**WRITTEN TASK**
Omit the pictures and output every entry below exactly as written.

** START SUPPLIED DATA **

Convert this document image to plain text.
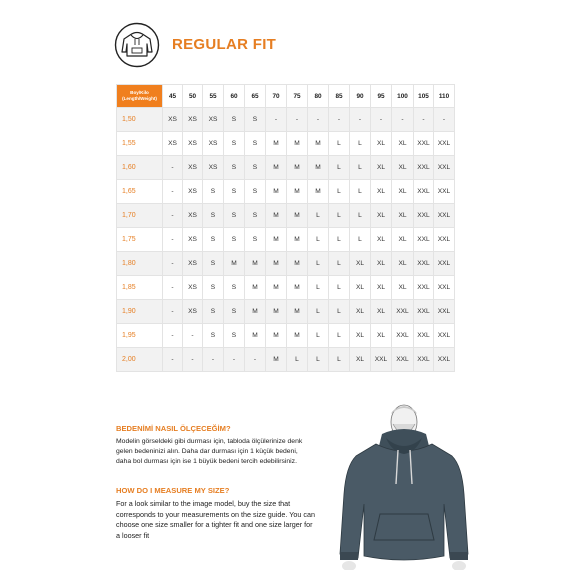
REGULAR FIT
Boy/Kilo
(Length/Weight)	45	50	55	60	65	70	75	80	85	90	95	100	105	110
1,50	XS	XS	XS	S	S	-	-	-	-	-	-	-	-	-
1,55	XS	XS	XS	S	S	M	M	M	L	L	XL	XL	XXL	XXL
1,60	-	XS	XS	S	S	M	M	M	L	L	XL	XL	XXL	XXL
1,65	-	XS	S	S	S	M	M	M	L	L	XL	XL	XXL	XXL
1,70	-	XS	S	S	S	M	M	L	L	L	XL	XL	XXL	XXL
1,75	-	XS	S	S	S	M	M	L	L	L	XL	XL	XXL	XXL
1,80	-	XS	S	M	M	M	M	L	L	XL	XL	XL	XXL	XXL
1,85	-	XS	S	S	M	M	M	L	L	XL	XL	XL	XXL	XXL
1,90	-	XS	S	S	M	M	M	L	L	XL	XL	XXL	XXL	XXL
1,95	-	-	S	S	M	M	M	L	L	XL	XL	XXL	XXL	XXL
2,00	-	-	-	-	-	M	L	L	L	XL	XXL	XXL	XXL	XXL
BEDENİMİ NASIL ÖLÇECEĞİM?

Modelin görseldeki gibi durması için, tabloda ölçülerinize denk

gelen bedeninizi alın. Daha dar durması için 1 küçük bedeni,

daha bol durması için ise 1 büyük bedeni tercih edebilirsiniz.

HOW DO I MEASURE MY SIZE?

For a look similar to the image model, buy the size that

corresponds to your measurements on the size guide. You can

choose one size smaller for a tighter fit and one size larger for

a looser fit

** END SUPPLIED DATA **

**WRITTEN ANSWER**
Convert this document image to plain text.
REGULAR FIT
Boy/Kilo
(Length/Weight)	45	50	55	60	65	70	75	80	85	90	95	100	105	110
1,50	XS	XS	XS	S	S	-	-	-	-	-	-	-	-	-
1,55	XS	XS	XS	S	S	M	M	M	L	L	XL	XL	XXL	XXL
1,60	-	XS	XS	S	S	M	M	M	L	L	XL	XL	XXL	XXL
1,65	-	XS	S	S	S	M	M	M	L	L	XL	XL	XXL	XXL
1,70	-	XS	S	S	S	M	M	L	L	L	XL	XL	XXL	XXL
1,75	-	XS	S	S	S	M	M	L	L	L	XL	XL	XXL	XXL
1,80	-	XS	S	M	M	M	M	L	L	XL	XL	XL	XXL	XXL
1,85	-	XS	S	S	M	M	M	L	L	XL	XL	XL	XXL	XXL
1,90	-	XS	S	S	M	M	M	L	L	XL	XL	XXL	XXL	XXL
1,95	-	-	S	S	M	M	M	L	L	XL	XL	XXL	XXL	XXL
2,00	-	-	-	-	-	M	L	L	L	XL	XXL	XXL	XXL	XXL
BEDENİMİ NASIL ÖLÇECEĞİM?

Modelin görseldeki gibi durması için, tabloda ölçülerinize denk

gelen bedeninizi alın. Daha dar durması için 1 küçük bedeni,

daha bol durması için ise 1 büyük bedeni tercih edebilirsiniz.

HOW DO I MEASURE MY SIZE?

For a look similar to the image model, buy the size that

corresponds to your measurements on the size guide. You can

choose one size smaller for a tighter fit and one size larger for

a looser fit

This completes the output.